> **WHAT YOU HAVE TO DO**:
Set the listing down unchanged, minus every embedded image.

> **DATA SUPPLIED**:
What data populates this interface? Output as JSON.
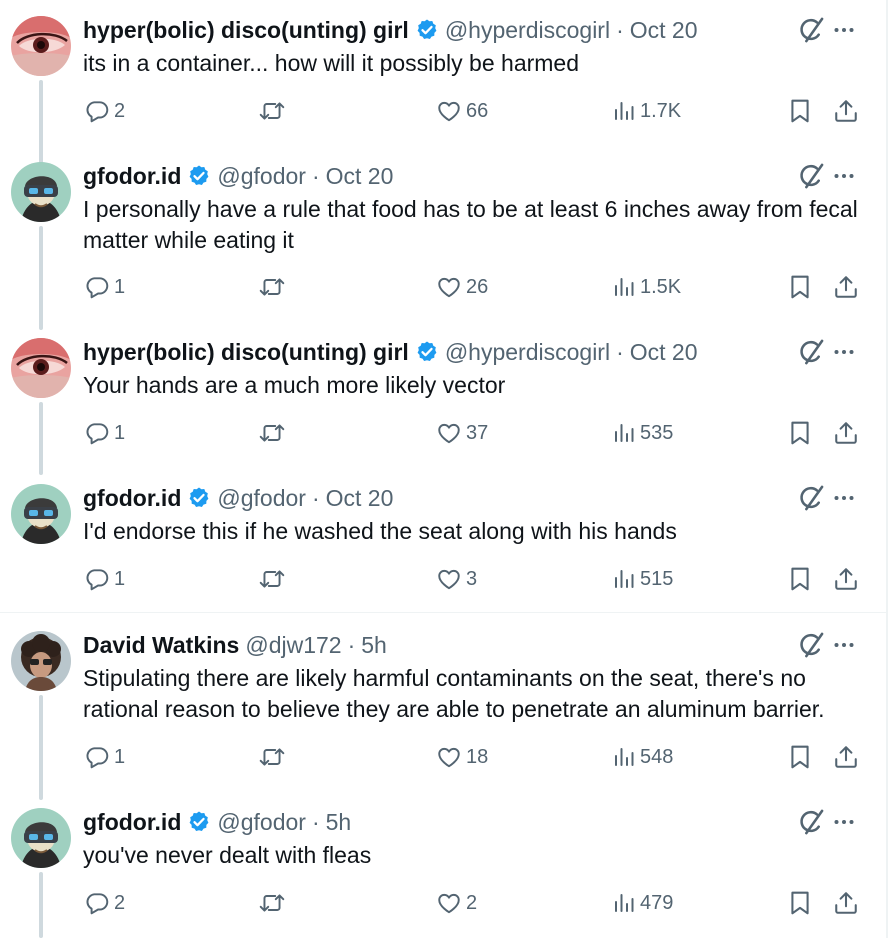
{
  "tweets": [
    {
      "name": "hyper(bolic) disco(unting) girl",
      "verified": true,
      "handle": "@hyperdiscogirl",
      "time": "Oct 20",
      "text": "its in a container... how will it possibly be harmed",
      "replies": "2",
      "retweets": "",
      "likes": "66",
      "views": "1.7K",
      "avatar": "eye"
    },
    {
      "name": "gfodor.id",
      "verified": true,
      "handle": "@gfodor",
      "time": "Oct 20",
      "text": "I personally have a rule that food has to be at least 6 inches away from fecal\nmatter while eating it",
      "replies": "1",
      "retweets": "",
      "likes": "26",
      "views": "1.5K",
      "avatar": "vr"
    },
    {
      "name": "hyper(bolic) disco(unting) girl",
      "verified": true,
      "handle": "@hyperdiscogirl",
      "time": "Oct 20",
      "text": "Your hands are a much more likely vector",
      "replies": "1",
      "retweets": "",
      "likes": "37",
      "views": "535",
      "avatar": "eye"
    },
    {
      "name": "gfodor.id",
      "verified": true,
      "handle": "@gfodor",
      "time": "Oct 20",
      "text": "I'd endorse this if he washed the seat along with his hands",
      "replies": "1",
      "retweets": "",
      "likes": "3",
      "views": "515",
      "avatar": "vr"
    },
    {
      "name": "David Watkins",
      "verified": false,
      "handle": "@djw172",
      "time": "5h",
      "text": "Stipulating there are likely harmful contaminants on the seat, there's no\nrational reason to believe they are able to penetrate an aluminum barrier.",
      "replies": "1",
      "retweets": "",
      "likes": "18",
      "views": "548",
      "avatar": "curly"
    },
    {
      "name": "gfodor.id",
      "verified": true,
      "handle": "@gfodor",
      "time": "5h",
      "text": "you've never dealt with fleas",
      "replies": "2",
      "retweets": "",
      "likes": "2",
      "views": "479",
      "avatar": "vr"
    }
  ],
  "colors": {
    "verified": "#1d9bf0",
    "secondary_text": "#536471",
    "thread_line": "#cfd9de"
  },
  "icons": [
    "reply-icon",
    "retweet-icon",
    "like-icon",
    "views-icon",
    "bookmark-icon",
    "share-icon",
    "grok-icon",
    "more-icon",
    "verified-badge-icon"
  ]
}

> **OUTPUT OF THE TASK**:
What data populates this interface? Output as JSON.
{
  "tweets": [
    {
      "name": "hyper(bolic) disco(unting) girl",
      "verified": true,
      "handle": "@hyperdiscogirl",
      "time": "Oct 20",
      "text": "its in a container... how will it possibly be harmed",
      "replies": "2",
      "retweets": "",
      "likes": "66",
      "views": "1.7K",
      "avatar": "eye"
    },
    {
      "name": "gfodor.id",
      "verified": true,
      "handle": "@gfodor",
      "time": "Oct 20",
      "text": "I personally have a rule that food has to be at least 6 inches away from fecal\nmatter while eating it",
      "replies": "1",
      "retweets": "",
      "likes": "26",
      "views": "1.5K",
      "avatar": "vr"
    },
    {
      "name": "hyper(bolic) disco(unting) girl",
      "verified": true,
      "handle": "@hyperdiscogirl",
      "time": "Oct 20",
      "text": "Your hands are a much more likely vector",
      "replies": "1",
      "retweets": "",
      "likes": "37",
      "views": "535",
      "avatar": "eye"
    },
    {
      "name": "gfodor.id",
      "verified": true,
      "handle": "@gfodor",
      "time": "Oct 20",
      "text": "I'd endorse this if he washed the seat along with his hands",
      "replies": "1",
      "retweets": "",
      "likes": "3",
      "views": "515",
      "avatar": "vr"
    },
    {
      "name": "David Watkins",
      "verified": false,
      "handle": "@djw172",
      "time": "5h",
      "text": "Stipulating there are likely harmful contaminants on the seat, there's no\nrational reason to believe they are able to penetrate an aluminum barrier.",
      "replies": "1",
      "retweets": "",
      "likes": "18",
      "views": "548",
      "avatar": "curly"
    },
    {
      "name": "gfodor.id",
      "verified": true,
      "handle": "@gfodor",
      "time": "5h",
      "text": "you've never dealt with fleas",
      "replies": "2",
      "retweets": "",
      "likes": "2",
      "views": "479",
      "avatar": "vr"
    }
  ],
  "colors": {
    "verified": "#1d9bf0",
    "secondary_text": "#536471",
    "thread_line": "#cfd9de"
  },
  "icons": [
    "reply-icon",
    "retweet-icon",
    "like-icon",
    "views-icon",
    "bookmark-icon",
    "share-icon",
    "grok-icon",
    "more-icon",
    "verified-badge-icon"
  ]
}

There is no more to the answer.